* Exercise requirements *
Reproduce all of the material exactly as shown.
● ● ● ●
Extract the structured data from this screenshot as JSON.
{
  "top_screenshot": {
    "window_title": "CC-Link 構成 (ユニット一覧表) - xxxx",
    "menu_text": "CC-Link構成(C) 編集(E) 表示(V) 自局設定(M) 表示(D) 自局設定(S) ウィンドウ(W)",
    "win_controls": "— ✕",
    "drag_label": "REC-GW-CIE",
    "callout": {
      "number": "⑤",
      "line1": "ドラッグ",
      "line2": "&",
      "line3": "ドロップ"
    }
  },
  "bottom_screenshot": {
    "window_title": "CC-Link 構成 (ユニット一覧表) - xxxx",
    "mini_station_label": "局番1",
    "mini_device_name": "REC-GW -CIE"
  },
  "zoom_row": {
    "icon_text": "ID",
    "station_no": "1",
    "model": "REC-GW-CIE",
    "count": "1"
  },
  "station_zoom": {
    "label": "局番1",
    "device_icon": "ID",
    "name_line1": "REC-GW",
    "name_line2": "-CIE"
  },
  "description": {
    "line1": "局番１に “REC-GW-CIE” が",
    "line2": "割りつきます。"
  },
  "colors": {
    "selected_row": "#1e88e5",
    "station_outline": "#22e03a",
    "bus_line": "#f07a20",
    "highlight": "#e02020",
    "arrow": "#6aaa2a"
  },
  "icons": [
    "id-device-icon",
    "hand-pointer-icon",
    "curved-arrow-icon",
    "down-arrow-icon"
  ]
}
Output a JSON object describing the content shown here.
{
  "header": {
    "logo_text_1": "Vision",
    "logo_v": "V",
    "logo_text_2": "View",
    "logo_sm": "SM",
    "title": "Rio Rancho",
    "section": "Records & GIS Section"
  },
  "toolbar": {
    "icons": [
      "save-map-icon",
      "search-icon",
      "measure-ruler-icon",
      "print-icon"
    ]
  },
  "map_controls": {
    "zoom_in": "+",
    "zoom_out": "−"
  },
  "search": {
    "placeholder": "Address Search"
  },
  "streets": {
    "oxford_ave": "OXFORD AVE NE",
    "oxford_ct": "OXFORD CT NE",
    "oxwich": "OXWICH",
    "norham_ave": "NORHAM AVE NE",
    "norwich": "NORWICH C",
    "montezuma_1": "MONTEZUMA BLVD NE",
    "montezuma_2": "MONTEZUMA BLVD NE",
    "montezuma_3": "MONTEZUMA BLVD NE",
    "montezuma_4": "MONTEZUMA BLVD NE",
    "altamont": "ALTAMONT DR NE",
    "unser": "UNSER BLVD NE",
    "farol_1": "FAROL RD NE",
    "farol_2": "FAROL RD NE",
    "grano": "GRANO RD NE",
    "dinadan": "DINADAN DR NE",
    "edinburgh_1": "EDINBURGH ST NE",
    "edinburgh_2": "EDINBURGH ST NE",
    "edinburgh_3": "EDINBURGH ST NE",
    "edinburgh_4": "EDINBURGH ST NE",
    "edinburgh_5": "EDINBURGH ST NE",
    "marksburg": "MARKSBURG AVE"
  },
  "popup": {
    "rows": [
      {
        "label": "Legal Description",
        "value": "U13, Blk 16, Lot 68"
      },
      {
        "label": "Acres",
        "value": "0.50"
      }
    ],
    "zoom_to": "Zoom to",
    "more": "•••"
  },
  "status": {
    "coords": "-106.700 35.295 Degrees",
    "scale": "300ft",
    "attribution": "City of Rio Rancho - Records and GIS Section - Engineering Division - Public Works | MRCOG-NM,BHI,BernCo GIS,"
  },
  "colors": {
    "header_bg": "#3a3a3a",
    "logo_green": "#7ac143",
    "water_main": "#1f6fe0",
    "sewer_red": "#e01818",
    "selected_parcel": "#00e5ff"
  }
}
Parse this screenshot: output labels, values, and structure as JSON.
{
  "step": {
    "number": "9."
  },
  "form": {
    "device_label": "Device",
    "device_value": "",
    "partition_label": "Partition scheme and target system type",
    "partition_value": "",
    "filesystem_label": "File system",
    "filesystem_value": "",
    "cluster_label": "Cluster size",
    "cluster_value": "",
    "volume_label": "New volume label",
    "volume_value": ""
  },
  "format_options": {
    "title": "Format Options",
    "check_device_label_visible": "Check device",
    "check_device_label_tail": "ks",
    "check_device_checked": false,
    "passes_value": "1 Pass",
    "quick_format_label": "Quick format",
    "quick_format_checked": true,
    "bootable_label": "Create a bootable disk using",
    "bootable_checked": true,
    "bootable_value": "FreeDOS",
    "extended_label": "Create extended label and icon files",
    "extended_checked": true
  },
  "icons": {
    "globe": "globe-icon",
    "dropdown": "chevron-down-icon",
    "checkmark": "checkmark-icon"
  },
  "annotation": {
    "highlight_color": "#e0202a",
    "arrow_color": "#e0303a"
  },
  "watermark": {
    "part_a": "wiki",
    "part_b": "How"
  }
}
● ● ● ●
* Exercise answer *
Extract the structured data from this screenshot as JSON.
{
  "top_screenshot": {
    "window_title": "CC-Link 構成 (ユニット一覧表) - xxxx",
    "menu_text": "CC-Link構成(C) 編集(E) 表示(V) 自局設定(M) 表示(D) 自局設定(S) ウィンドウ(W)",
    "win_controls": "— ✕",
    "drag_label": "REC-GW-CIE",
    "callout": {
      "number": "⑤",
      "line1": "ドラッグ",
      "line2": "&",
      "line3": "ドロップ"
    }
  },
  "bottom_screenshot": {
    "window_title": "CC-Link 構成 (ユニット一覧表) - xxxx",
    "mini_station_label": "局番1",
    "mini_device_name": "REC-GW -CIE"
  },
  "zoom_row": {
    "icon_text": "ID",
    "station_no": "1",
    "model": "REC-GW-CIE",
    "count": "1"
  },
  "station_zoom": {
    "label": "局番1",
    "device_icon": "ID",
    "name_line1": "REC-GW",
    "name_line2": "-CIE"
  },
  "description": {
    "line1": "局番１に “REC-GW-CIE” が",
    "line2": "割りつきます。"
  },
  "colors": {
    "selected_row": "#1e88e5",
    "station_outline": "#22e03a",
    "bus_line": "#f07a20",
    "highlight": "#e02020",
    "arrow": "#6aaa2a"
  },
  "icons": [
    "id-device-icon",
    "hand-pointer-icon",
    "curved-arrow-icon",
    "down-arrow-icon"
  ]
}
Output a JSON object describing the content shown here.
{
  "header": {
    "logo_text_1": "Vision",
    "logo_v": "V",
    "logo_text_2": "View",
    "logo_sm": "SM",
    "title": "Rio Rancho",
    "section": "Records & GIS Section"
  },
  "toolbar": {
    "icons": [
      "save-map-icon",
      "search-icon",
      "measure-ruler-icon",
      "print-icon"
    ]
  },
  "map_controls": {
    "zoom_in": "+",
    "zoom_out": "−"
  },
  "search": {
    "placeholder": "Address Search"
  },
  "streets": {
    "oxford_ave": "OXFORD AVE NE",
    "oxford_ct": "OXFORD CT NE",
    "oxwich": "OXWICH",
    "norham_ave": "NORHAM AVE NE",
    "norwich": "NORWICH C",
    "montezuma_1": "MONTEZUMA BLVD NE",
    "montezuma_2": "MONTEZUMA BLVD NE",
    "montezuma_3": "MONTEZUMA BLVD NE",
    "montezuma_4": "MONTEZUMA BLVD NE",
    "altamont": "ALTAMONT DR NE",
    "unser": "UNSER BLVD NE",
    "farol_1": "FAROL RD NE",
    "farol_2": "FAROL RD NE",
    "grano": "GRANO RD NE",
    "dinadan": "DINADAN DR NE",
    "edinburgh_1": "EDINBURGH ST NE",
    "edinburgh_2": "EDINBURGH ST NE",
    "edinburgh_3": "EDINBURGH ST NE",
    "edinburgh_4": "EDINBURGH ST NE",
    "edinburgh_5": "EDINBURGH ST NE",
    "marksburg": "MARKSBURG AVE"
  },
  "popup": {
    "rows": [
      {
        "label": "Legal Description",
        "value": "U13, Blk 16, Lot 68"
      },
      {
        "label": "Acres",
        "value": "0.50"
      }
    ],
    "zoom_to": "Zoom to",
    "more": "•••"
  },
  "status": {
    "coords": "-106.700 35.295 Degrees",
    "scale": "300ft",
    "attribution": "City of Rio Rancho - Records and GIS Section - Engineering Division - Public Works | MRCOG-NM,BHI,BernCo GIS,"
  },
  "colors": {
    "header_bg": "#3a3a3a",
    "logo_green": "#7ac143",
    "water_main": "#1f6fe0",
    "sewer_red": "#e01818",
    "selected_parcel": "#00e5ff"
  }
}
Parse this screenshot: output labels, values, and structure as JSON.
{
  "step": {
    "number": "9."
  },
  "form": {
    "device_label": "Device",
    "device_value": "",
    "partition_label": "Partition scheme and target system type",
    "partition_value": "",
    "filesystem_label": "File system",
    "filesystem_value": "",
    "cluster_label": "Cluster size",
    "cluster_value": "",
    "volume_label": "New volume label",
    "volume_value": ""
  },
  "format_options": {
    "title": "Format Options",
    "check_device_label_visible": "Check device",
    "check_device_label_tail": "ks",
    "check_device_checked": false,
    "passes_value": "1 Pass",
    "quick_format_label": "Quick format",
    "quick_format_checked": true,
    "bootable_label": "Create a bootable disk using",
    "bootable_checked": true,
    "bootable_value": "FreeDOS",
    "extended_label": "Create extended label and icon files",
    "extended_checked": true
  },
  "icons": {
    "globe": "globe-icon",
    "dropdown": "chevron-down-icon",
    "checkmark": "checkmark-icon"
  },
  "annotation": {
    "highlight_color": "#e0202a",
    "arrow_color": "#e0303a"
  },
  "watermark": {
    "part_a": "wiki",
    "part_b": "How"
  }
}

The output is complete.